RAW RECORDS:
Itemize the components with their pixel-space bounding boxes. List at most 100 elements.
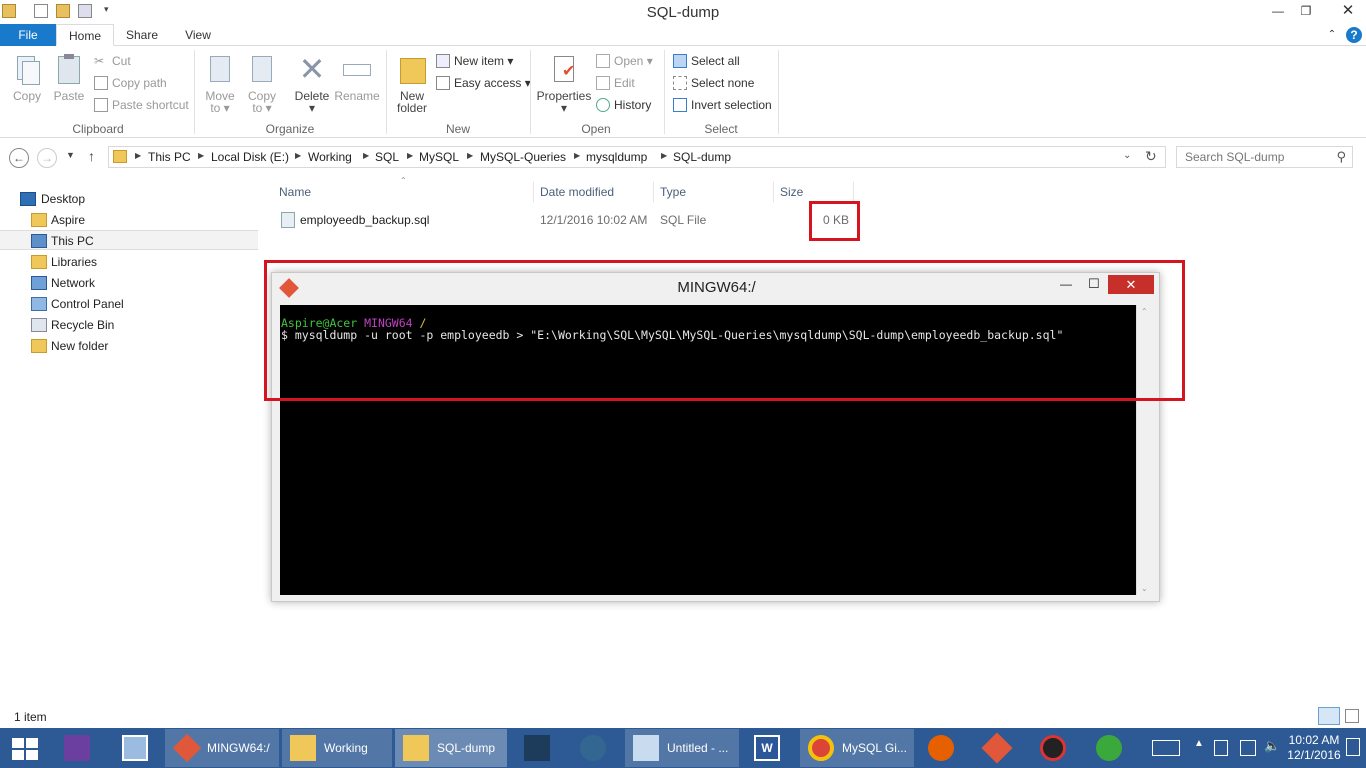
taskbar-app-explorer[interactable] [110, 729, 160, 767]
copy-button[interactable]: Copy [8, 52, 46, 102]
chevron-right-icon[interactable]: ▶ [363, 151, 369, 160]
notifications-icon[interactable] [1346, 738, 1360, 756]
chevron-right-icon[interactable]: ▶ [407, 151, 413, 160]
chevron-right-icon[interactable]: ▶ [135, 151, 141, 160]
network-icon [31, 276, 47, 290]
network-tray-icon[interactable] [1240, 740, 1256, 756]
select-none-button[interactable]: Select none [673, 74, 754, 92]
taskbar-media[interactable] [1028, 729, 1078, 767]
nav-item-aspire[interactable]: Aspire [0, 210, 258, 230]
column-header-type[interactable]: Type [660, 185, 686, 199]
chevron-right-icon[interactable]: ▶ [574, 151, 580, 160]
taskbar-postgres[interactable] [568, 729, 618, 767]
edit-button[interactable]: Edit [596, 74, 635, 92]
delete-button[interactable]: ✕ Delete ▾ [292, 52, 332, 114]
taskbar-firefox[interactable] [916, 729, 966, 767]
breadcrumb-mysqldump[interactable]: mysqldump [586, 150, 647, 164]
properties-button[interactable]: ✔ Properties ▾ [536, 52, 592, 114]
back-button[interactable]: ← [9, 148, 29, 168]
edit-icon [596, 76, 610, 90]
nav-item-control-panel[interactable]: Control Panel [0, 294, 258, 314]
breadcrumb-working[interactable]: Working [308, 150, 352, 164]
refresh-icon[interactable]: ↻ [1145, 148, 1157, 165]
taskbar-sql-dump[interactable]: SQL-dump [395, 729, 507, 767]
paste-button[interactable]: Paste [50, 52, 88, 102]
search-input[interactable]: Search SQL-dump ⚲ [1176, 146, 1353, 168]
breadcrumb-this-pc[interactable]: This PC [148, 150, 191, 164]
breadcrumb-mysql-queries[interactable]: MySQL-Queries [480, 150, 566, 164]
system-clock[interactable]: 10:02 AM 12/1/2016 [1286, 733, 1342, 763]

TASK DETAILS:
Please copy out every line of the records above word for word, leaving out the pictures.

THE OUTPUT:
Itemize the components with their pixel-space bounding boxes. List at most 100 elements.
taskbar-app-explorer[interactable] [110, 729, 160, 767]
copy-button[interactable]: Copy [8, 52, 46, 102]
chevron-right-icon[interactable]: ▶ [363, 151, 369, 160]
notifications-icon[interactable] [1346, 738, 1360, 756]
chevron-right-icon[interactable]: ▶ [407, 151, 413, 160]
chevron-right-icon[interactable]: ▶ [135, 151, 141, 160]
network-icon [31, 276, 47, 290]
network-tray-icon[interactable] [1240, 740, 1256, 756]
select-none-button[interactable]: Select none [673, 74, 754, 92]
taskbar-media[interactable] [1028, 729, 1078, 767]
nav-item-aspire[interactable]: Aspire [0, 210, 258, 230]
column-header-type[interactable]: Type [660, 185, 686, 199]
chevron-right-icon[interactable]: ▶ [574, 151, 580, 160]
taskbar-postgres[interactable] [568, 729, 618, 767]
edit-button[interactable]: Edit [596, 74, 635, 92]
delete-button[interactable]: ✕ Delete ▾ [292, 52, 332, 114]
taskbar-firefox[interactable] [916, 729, 966, 767]
breadcrumb-mysqldump[interactable]: mysqldump [586, 150, 647, 164]
properties-button[interactable]: ✔ Properties ▾ [536, 52, 592, 114]
back-button[interactable]: ← [9, 148, 29, 168]
edit-icon [596, 76, 610, 90]
nav-item-control-panel[interactable]: Control Panel [0, 294, 258, 314]
breadcrumb-working[interactable]: Working [308, 150, 352, 164]
refresh-icon[interactable]: ↻ [1145, 148, 1157, 165]
taskbar-sql-dump[interactable]: SQL-dump [395, 729, 507, 767]
paste-button[interactable]: Paste [50, 52, 88, 102]
search-input[interactable]: Search SQL-dump ⚲ [1176, 146, 1353, 168]
breadcrumb-this-pc[interactable]: This PC [148, 150, 191, 164]
breadcrumb-mysql-queries[interactable]: MySQL-Queries [480, 150, 566, 164]
system-clock[interactable]: 10:02 AM 12/1/2016 [1286, 733, 1342, 763]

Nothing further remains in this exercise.